Brief ▸
Copy each line holding the string "深海勇士".

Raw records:
═══
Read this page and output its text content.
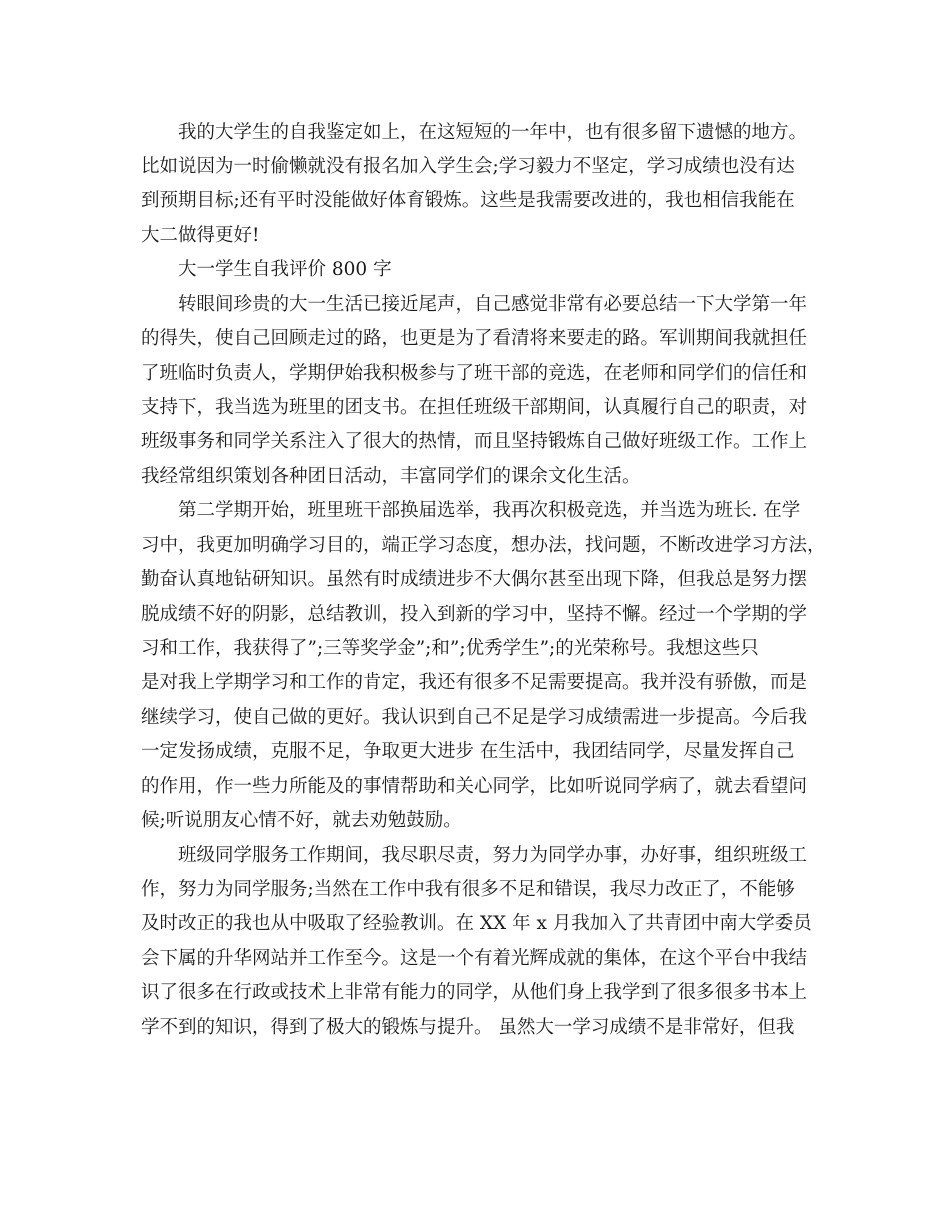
　　我的大学生的自我鉴定如上，在这短短的一年中，也有很多留下遗憾的地方。

比如说因为一时偷懒就没有报名加入学生会;学习毅力不坚定，学习成绩也没有达

到预期目标;还有平时没能做好体育锻炼。这些是我需要改进的，我也相信我能在

大二做得更好!

　　大一学生自我评价 800 字

　　转眼间珍贵的大一生活已接近尾声，自己感觉非常有必要总结一下大学第一年

的得失，使自己回顾走过的路，也更是为了看清将来要走的路。军训期间我就担任

了班临时负责人，学期伊始我积极参与了班干部的竞选，在老师和同学们的信任和

支持下，我当选为班里的团支书。在担任班级干部期间，认真履行自己的职责，对

班级事务和同学关系注入了很大的热情，而且坚持锻炼自己做好班级工作。工作上

我经常组织策划各种团日活动，丰富同学们的课余文化生活。

　　第二学期开始，班里班干部换届选举，我再次积极竞选，并当选为班长. 在学

习中，我更加明确学习目的，端正学习态度，想办法，找问题，不断改进学习方法，

勤奋认真地钻研知识。虽然有时成绩进步不大偶尔甚至出现下降，但我总是努力摆

脱成绩不好的阴影，总结教训，投入到新的学习中，坚持不懈。经过一个学期的学

习和工作，我获得了”;三等奖学金”;和”;优秀学生”;的光荣称号。我想这些只

是对我上学期学习和工作的肯定，我还有很多不足需要提高。我并没有骄傲，而是

继续学习，使自己做的更好。我认识到自己不足是学习成绩需进一步提高。今后我

一定发扬成绩，克服不足，争取更大进步 在生活中，我团结同学，尽量发挥自己

的作用，作一些力所能及的事情帮助和关心同学，比如听说同学病了，就去看望问

候;听说朋友心情不好，就去劝勉鼓励。

　　班级同学服务工作期间，我尽职尽责，努力为同学办事，办好事，组织班级工

作，努力为同学服务;当然在工作中我有很多不足和错误，我尽力改正了，不能够

及时改正的我也从中吸取了经验教训。在 XX 年 x 月我加入了共青团中南大学委员

会下属的升华网站并工作至今。这是一个有着光辉成就的集体，在这个平台中我结

识了很多在行政或技术上非常有能力的同学，从他们身上我学到了很多很多书本上

学不到的知识，得到了极大的锻炼与提升。 虽然大一学习成绩不是非常好，但我
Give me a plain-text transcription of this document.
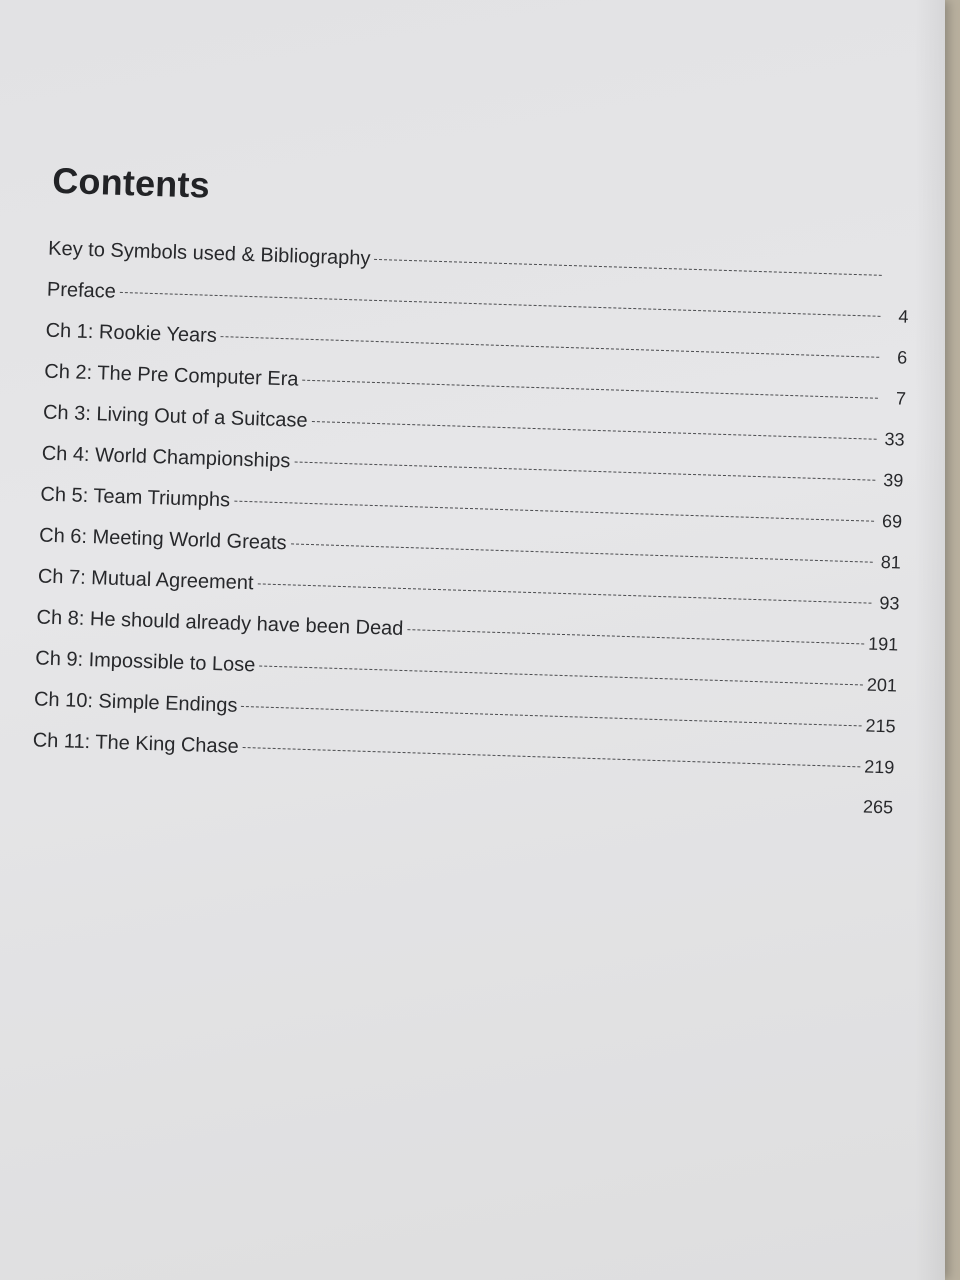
Contents
Key to Symbols used & Bibliography
Preface
4
Ch 1: Rookie Years
6
Ch 2: The Pre Computer Era
7
Ch 3: Living Out of a Suitcase
33
Ch 4: World Championships
39
Ch 5: Team Triumphs
69
Ch 6: Meeting World Greats
81
Ch 7: Mutual Agreement
93
Ch 8: He should already have been Dead
191
Ch 9: Impossible to Lose
201
Ch 10: Simple Endings
215
Ch 11: The King Chase
219
265
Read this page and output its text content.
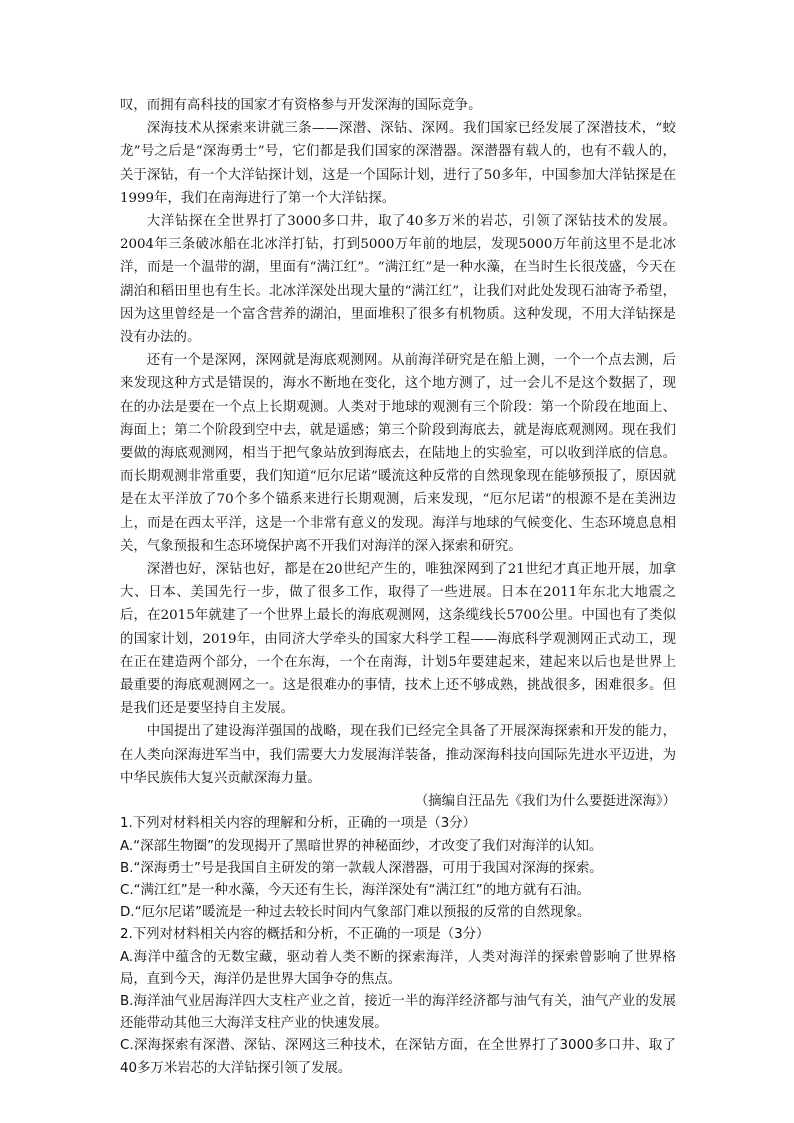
叹，而拥有高科技的国家才有资格参与开发深海的国际竞争。

深海技术从探索来讲就三条——深潜、深钻、深网。我们国家已经发展了深潜技术，“蛟龙”号之后是“深海勇士”号，它们都是我们国家的深潜器。深潜器有载人的，也有不载人的，关于深钻，有一个大洋钻探计划，这是一个国际计划，进行了50多年，中国参加大洋钻探是在1999年，我们在南海进行了第一个大洋钻探。

大洋钻探在全世界打了3000多口井，取了40多万米的岩芯，引领了深钻技术的发展。2004年三条破冰船在北冰洋打钻，打到5000万年前的地层，发现5000万年前这里不是北冰洋，而是一个温带的湖，里面有“满江红”。“满江红”是一种水藻，在当时生长很茂盛，今天在湖泊和稻田里也有生长。北冰洋深处出现大量的“满江红”，让我们对此处发现石油寄予希望，因为这里曾经是一个富含营养的湖泊，里面堆积了很多有机物质。这种发现，不用大洋钻探是没有办法的。

还有一个是深网，深网就是海底观测网。从前海洋研究是在船上测，一个一个点去测，后来发现这种方式是错误的，海水不断地在变化，这个地方测了，过一会儿不是这个数据了，现在的办法是要在一个点上长期观测。人类对于地球的观测有三个阶段：第一个阶段在地面上、海面上；第二个阶段到空中去，就是遥感；第三个阶段到海底去，就是海底观测网。现在我们要做的海底观测网，相当于把气象站放到海底去，在陆地上的实验室，可以收到洋底的信息。而长期观测非常重要，我们知道“厄尔尼诺”暖流这种反常的自然现象现在能够预报了，原因就是在太平洋放了70个多个锚系来进行长期观测，后来发现，“厄尔尼诺”的根源不是在美洲边上，而是在西太平洋，这是一个非常有意义的发现。海洋与地球的气候变化、生态环境息息相关，气象预报和生态环境保护离不开我们对海洋的深入探索和研究。

深潜也好，深钻也好，都是在20世纪产生的，唯独深网到了21世纪才真正地开展，加拿大、日本、美国先行一步，做了很多工作，取得了一些进展。日本在2011年东北大地震之后，在2015年就建了一个世界上最长的海底观测网，这条缆线长5700公里。中国也有了类似的国家计划，2019年，由同济大学牵头的国家大科学工程——海底科学观测网正式动工，现在正在建造两个部分，一个在东海，一个在南海，计划5年要建起来，建起来以后也是世界上最重要的海底观测网之一。这是很难办的事情，技术上还不够成熟，挑战很多，困难很多。但是我们还是要坚持自主发展。

中国提出了建设海洋强国的战略，现在我们已经完全具备了开展深海探索和开发的能力，在人类向深海进军当中，我们需要大力发展海洋装备，推动深海科技向国际先进水平迈进，为中华民族伟大复兴贡献深海力量。

（摘编自汪品先《我们为什么要挺进深海》）

1.下列对材料相关内容的理解和分析，正确的一项是（3分）

A.“深部生物圈”的发现揭开了黑暗世界的神秘面纱，才改变了我们对海洋的认知。

B.“深海勇士”号是我国自主研发的第一款载人深潜器，可用于我国对深海的探索。

C.“满江红”是一种水藻，今天还有生长，海洋深处有“满江红”的地方就有石油。

D.“厄尔尼诺”暖流是一种过去较长时间内气象部门难以预报的反常的自然现象。

2.下列对材料相关内容的概括和分析，不正确的一项是（3分）

A.海洋中蕴含的无数宝藏，驱动着人类不断的探索海洋，人类对海洋的探索曾影响了世界格局，直到今天，海洋仍是世界大国争夺的焦点。

B.海洋油气业居海洋四大支柱产业之首，接近一半的海洋经济都与油气有关，油气产业的发展还能带动其他三大海洋支柱产业的快速发展。

C.深海探索有深潜、深钻、深网这三种技术，在深钻方面，在全世界打了3000多口井、取了40多万米岩芯的大洋钻探引领了发展。
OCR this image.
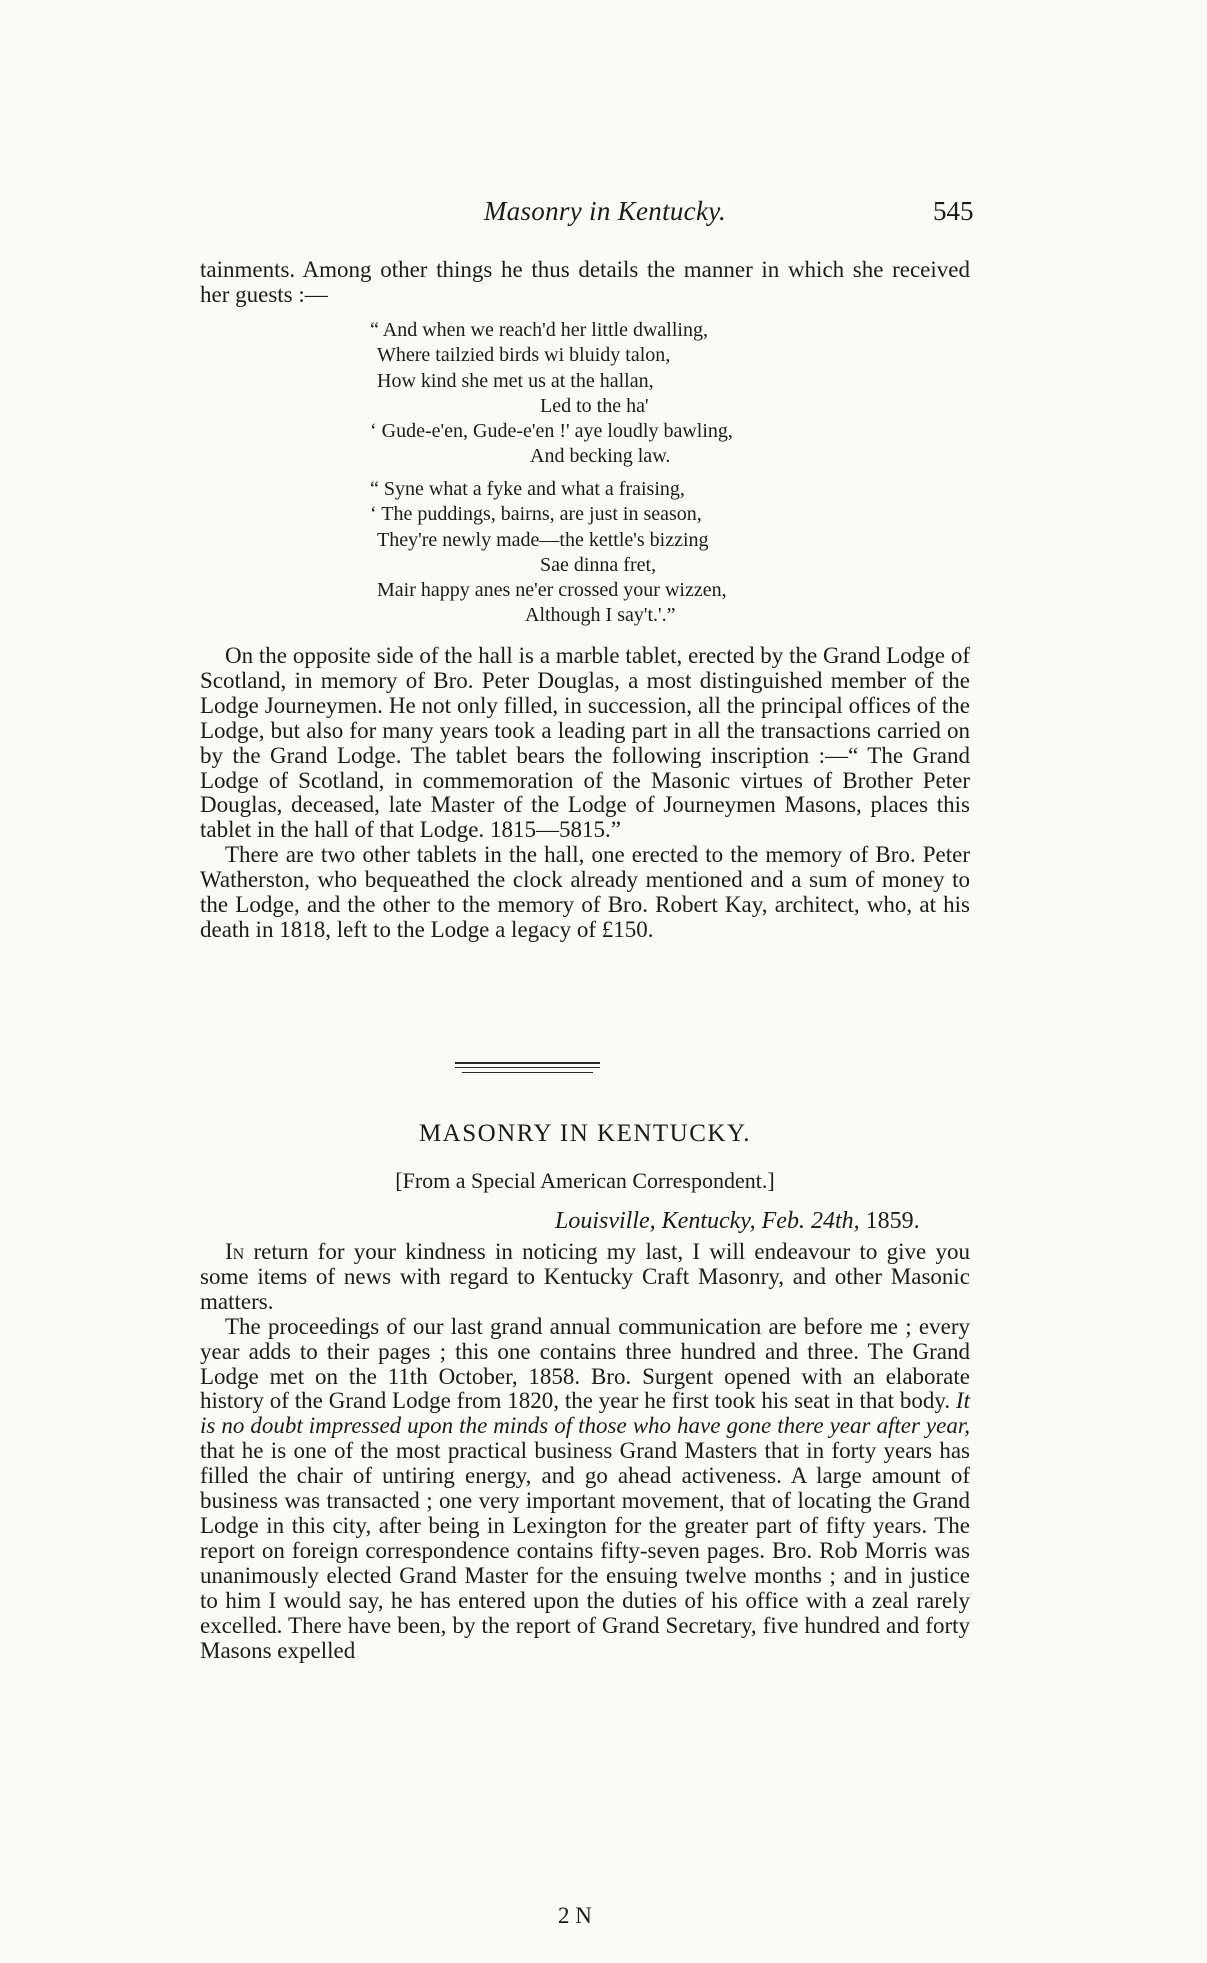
Masonry in Kentucky.	545

tainments. Among other things he thus details the manner in which she received her guests :—

“ And when we reach'd her little dwalling,
Where tailzied birds wi bluidy talon,
How kind she met us at the hallan,
Led to the ha'
‘ Gude-e'en, Gude-e'en !' aye loudly bawling,
And becking law.
“ Syne what a fyke and what a fraising,
‘ The puddings, bairns, are just in season,
They're newly made—the kettle's bizzing
Sae dinna fret,
Mair happy anes ne'er crossed your wizzen,
Although I say't.'.”

On the opposite side of the hall is a marble tablet, erected by the Grand Lodge of Scotland, in memory of Bro. Peter Douglas, a most distinguished member of the Lodge Journeymen. He not only filled, in succession, all the principal offices of the Lodge, but also for many years took a leading part in all the transactions carried on by the Grand Lodge. The tablet bears the following inscription :—“ The Grand Lodge of Scotland, in commemoration of the Masonic virtues of Brother Peter Douglas, deceased, late Master of the Lodge of Journeymen Masons, places this tablet in the hall of that Lodge. 1815—5815.”

There are two other tablets in the hall, one erected to the memory of Bro. Peter Watherston, who bequeathed the clock already mentioned and a sum of money to the Lodge, and the other to the memory of Bro. Robert Kay, architect, who, at his death in 1818, left to the Lodge a legacy of £150.

MASONRY IN KENTUCKY.
[From a Special American Correspondent.]
Louisville, Kentucky, Feb. 24th, 1859.

In return for your kindness in noticing my last, I will endeavour to give you some items of news with regard to Kentucky Craft Masonry, and other Masonic matters.

The proceedings of our last grand annual communication are before me ; every year adds to their pages ; this one contains three hundred and three. The Grand Lodge met on the 11th October, 1858. Bro. Surgent opened with an elaborate history of the Grand Lodge from 1820, the year he first took his seat in that body. It is no doubt impressed upon the minds of those who have gone there year after year, that he is one of the most practical business Grand Masters that in forty years has filled the chair of untiring energy, and go ahead activeness. A large amount of business was transacted ; one very important movement, that of locating the Grand Lodge in this city, after being in Lexington for the greater part of fifty years. The report on foreign correspondence contains fifty-seven pages. Bro. Rob Morris was unanimously elected Grand Master for the ensuing twelve months ; and in justice to him I would say, he has entered upon the duties of his office with a zeal rarely excelled. There have been, by the report of Grand Secretary, five hundred and forty Masons expelled

2 N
═══
Output of the exercise ▸
深海技术从探索来讲就三条——深潜、深钻、深网。我们国家已经发展了深潜技术，“蛟龙”号之后是“深海勇士”号，它们都是我们国家的深潜器。深潜器有载人的，也有不载人的，关于深钻，有一个大洋钻探计划，这是一个国际计划，进行了50多年，中国参加大洋钻探是在1999年，我们在南海进行了第一个大洋钻探。
B.“深海勇士”号是我国自主研发的第一款载人深潜器，可用于我国对深海的探索。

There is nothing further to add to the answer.